Source material -
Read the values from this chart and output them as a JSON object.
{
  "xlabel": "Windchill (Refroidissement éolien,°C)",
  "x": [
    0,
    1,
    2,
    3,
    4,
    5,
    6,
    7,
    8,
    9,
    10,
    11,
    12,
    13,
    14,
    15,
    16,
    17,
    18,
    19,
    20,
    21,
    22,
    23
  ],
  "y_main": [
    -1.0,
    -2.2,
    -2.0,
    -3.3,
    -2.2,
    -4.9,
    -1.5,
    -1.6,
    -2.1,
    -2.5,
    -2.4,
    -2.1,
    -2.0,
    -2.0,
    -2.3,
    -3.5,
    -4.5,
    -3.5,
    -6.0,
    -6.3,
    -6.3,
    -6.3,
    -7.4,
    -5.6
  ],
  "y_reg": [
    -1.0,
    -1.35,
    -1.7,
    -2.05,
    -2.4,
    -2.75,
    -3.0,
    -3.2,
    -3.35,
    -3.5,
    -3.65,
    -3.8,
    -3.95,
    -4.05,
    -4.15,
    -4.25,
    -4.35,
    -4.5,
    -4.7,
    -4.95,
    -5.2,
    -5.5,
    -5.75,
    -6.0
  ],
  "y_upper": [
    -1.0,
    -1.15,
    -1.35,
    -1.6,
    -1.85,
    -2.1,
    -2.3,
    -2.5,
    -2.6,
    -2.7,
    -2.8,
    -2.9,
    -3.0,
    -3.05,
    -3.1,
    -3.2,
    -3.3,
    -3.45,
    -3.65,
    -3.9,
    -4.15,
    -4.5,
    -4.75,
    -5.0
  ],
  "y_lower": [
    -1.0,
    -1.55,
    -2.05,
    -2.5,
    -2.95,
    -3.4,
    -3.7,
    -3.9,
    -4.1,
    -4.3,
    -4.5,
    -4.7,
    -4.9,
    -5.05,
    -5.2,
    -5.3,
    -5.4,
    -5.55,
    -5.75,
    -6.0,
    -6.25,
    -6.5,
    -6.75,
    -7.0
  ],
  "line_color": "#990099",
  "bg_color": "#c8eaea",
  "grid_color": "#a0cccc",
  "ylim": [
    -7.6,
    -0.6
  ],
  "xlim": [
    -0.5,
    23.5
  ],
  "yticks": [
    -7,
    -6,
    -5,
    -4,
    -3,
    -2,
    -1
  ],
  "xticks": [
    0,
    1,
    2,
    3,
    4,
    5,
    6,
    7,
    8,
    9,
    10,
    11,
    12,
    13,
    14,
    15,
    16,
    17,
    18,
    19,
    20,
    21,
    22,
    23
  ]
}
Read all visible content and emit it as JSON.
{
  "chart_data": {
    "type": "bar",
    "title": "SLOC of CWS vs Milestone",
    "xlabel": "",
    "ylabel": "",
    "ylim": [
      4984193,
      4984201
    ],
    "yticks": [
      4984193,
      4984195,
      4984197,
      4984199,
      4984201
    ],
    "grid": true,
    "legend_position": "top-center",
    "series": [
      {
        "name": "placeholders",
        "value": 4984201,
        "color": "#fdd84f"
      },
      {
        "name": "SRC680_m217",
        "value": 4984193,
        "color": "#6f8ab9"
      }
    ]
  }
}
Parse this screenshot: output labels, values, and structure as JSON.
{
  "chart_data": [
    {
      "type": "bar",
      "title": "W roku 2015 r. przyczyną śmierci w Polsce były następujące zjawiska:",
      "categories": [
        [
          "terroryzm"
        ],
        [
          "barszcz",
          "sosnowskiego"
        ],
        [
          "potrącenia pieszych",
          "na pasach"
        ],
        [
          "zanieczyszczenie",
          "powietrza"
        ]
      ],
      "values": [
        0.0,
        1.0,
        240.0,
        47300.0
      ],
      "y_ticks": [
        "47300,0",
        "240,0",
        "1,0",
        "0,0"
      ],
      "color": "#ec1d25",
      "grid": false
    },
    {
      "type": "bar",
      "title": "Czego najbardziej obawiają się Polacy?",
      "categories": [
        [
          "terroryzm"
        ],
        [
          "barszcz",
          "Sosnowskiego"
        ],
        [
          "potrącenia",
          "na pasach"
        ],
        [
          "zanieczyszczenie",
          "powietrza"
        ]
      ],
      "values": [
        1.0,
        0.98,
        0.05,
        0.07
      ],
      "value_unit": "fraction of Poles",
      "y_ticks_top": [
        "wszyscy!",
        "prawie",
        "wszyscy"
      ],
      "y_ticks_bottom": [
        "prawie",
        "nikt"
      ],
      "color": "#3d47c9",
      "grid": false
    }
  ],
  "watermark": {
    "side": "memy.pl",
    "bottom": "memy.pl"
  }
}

Goal -
Working from the material above, retype it in its entirety without change.

Output of the task -
Read the values from this chart and output them as a JSON object.
{
  "xlabel": "Windchill (Refroidissement éolien,°C)",
  "x": [
    0,
    1,
    2,
    3,
    4,
    5,
    6,
    7,
    8,
    9,
    10,
    11,
    12,
    13,
    14,
    15,
    16,
    17,
    18,
    19,
    20,
    21,
    22,
    23
  ],
  "y_main": [
    -1.0,
    -2.2,
    -2.0,
    -3.3,
    -2.2,
    -4.9,
    -1.5,
    -1.6,
    -2.1,
    -2.5,
    -2.4,
    -2.1,
    -2.0,
    -2.0,
    -2.3,
    -3.5,
    -4.5,
    -3.5,
    -6.0,
    -6.3,
    -6.3,
    -6.3,
    -7.4,
    -5.6
  ],
  "y_reg": [
    -1.0,
    -1.35,
    -1.7,
    -2.05,
    -2.4,
    -2.75,
    -3.0,
    -3.2,
    -3.35,
    -3.5,
    -3.65,
    -3.8,
    -3.95,
    -4.05,
    -4.15,
    -4.25,
    -4.35,
    -4.5,
    -4.7,
    -4.95,
    -5.2,
    -5.5,
    -5.75,
    -6.0
  ],
  "y_upper": [
    -1.0,
    -1.15,
    -1.35,
    -1.6,
    -1.85,
    -2.1,
    -2.3,
    -2.5,
    -2.6,
    -2.7,
    -2.8,
    -2.9,
    -3.0,
    -3.05,
    -3.1,
    -3.2,
    -3.3,
    -3.45,
    -3.65,
    -3.9,
    -4.15,
    -4.5,
    -4.75,
    -5.0
  ],
  "y_lower": [
    -1.0,
    -1.55,
    -2.05,
    -2.5,
    -2.95,
    -3.4,
    -3.7,
    -3.9,
    -4.1,
    -4.3,
    -4.5,
    -4.7,
    -4.9,
    -5.05,
    -5.2,
    -5.3,
    -5.4,
    -5.55,
    -5.75,
    -6.0,
    -6.25,
    -6.5,
    -6.75,
    -7.0
  ],
  "line_color": "#990099",
  "bg_color": "#c8eaea",
  "grid_color": "#a0cccc",
  "ylim": [
    -7.6,
    -0.6
  ],
  "xlim": [
    -0.5,
    23.5
  ],
  "yticks": [
    -7,
    -6,
    -5,
    -4,
    -3,
    -2,
    -1
  ],
  "xticks": [
    0,
    1,
    2,
    3,
    4,
    5,
    6,
    7,
    8,
    9,
    10,
    11,
    12,
    13,
    14,
    15,
    16,
    17,
    18,
    19,
    20,
    21,
    22,
    23
  ]
}
Read all visible content and emit it as JSON.
{
  "chart_data": {
    "type": "bar",
    "title": "SLOC of CWS vs Milestone",
    "xlabel": "",
    "ylabel": "",
    "ylim": [
      4984193,
      4984201
    ],
    "yticks": [
      4984193,
      4984195,
      4984197,
      4984199,
      4984201
    ],
    "grid": true,
    "legend_position": "top-center",
    "series": [
      {
        "name": "placeholders",
        "value": 4984201,
        "color": "#fdd84f"
      },
      {
        "name": "SRC680_m217",
        "value": 4984193,
        "color": "#6f8ab9"
      }
    ]
  }
}
Parse this screenshot: output labels, values, and structure as JSON.
{
  "chart_data": [
    {
      "type": "bar",
      "title": "W roku 2015 r. przyczyną śmierci w Polsce były następujące zjawiska:",
      "categories": [
        [
          "terroryzm"
        ],
        [
          "barszcz",
          "sosnowskiego"
        ],
        [
          "potrącenia pieszych",
          "na pasach"
        ],
        [
          "zanieczyszczenie",
          "powietrza"
        ]
      ],
      "values": [
        0.0,
        1.0,
        240.0,
        47300.0
      ],
      "y_ticks": [
        "47300,0",
        "240,0",
        "1,0",
        "0,0"
      ],
      "color": "#ec1d25",
      "grid": false
    },
    {
      "type": "bar",
      "title": "Czego najbardziej obawiają się Polacy?",
      "categories": [
        [
          "terroryzm"
        ],
        [
          "barszcz",
          "Sosnowskiego"
        ],
        [
          "potrącenia",
          "na pasach"
        ],
        [
          "zanieczyszczenie",
          "powietrza"
        ]
      ],
      "values": [
        1.0,
        0.98,
        0.05,
        0.07
      ],
      "value_unit": "fraction of Poles",
      "y_ticks_top": [
        "wszyscy!",
        "prawie",
        "wszyscy"
      ],
      "y_ticks_bottom": [
        "prawie",
        "nikt"
      ],
      "color": "#3d47c9",
      "grid": false
    }
  ],
  "watermark": {
    "side": "memy.pl",
    "bottom": "memy.pl"
  }
}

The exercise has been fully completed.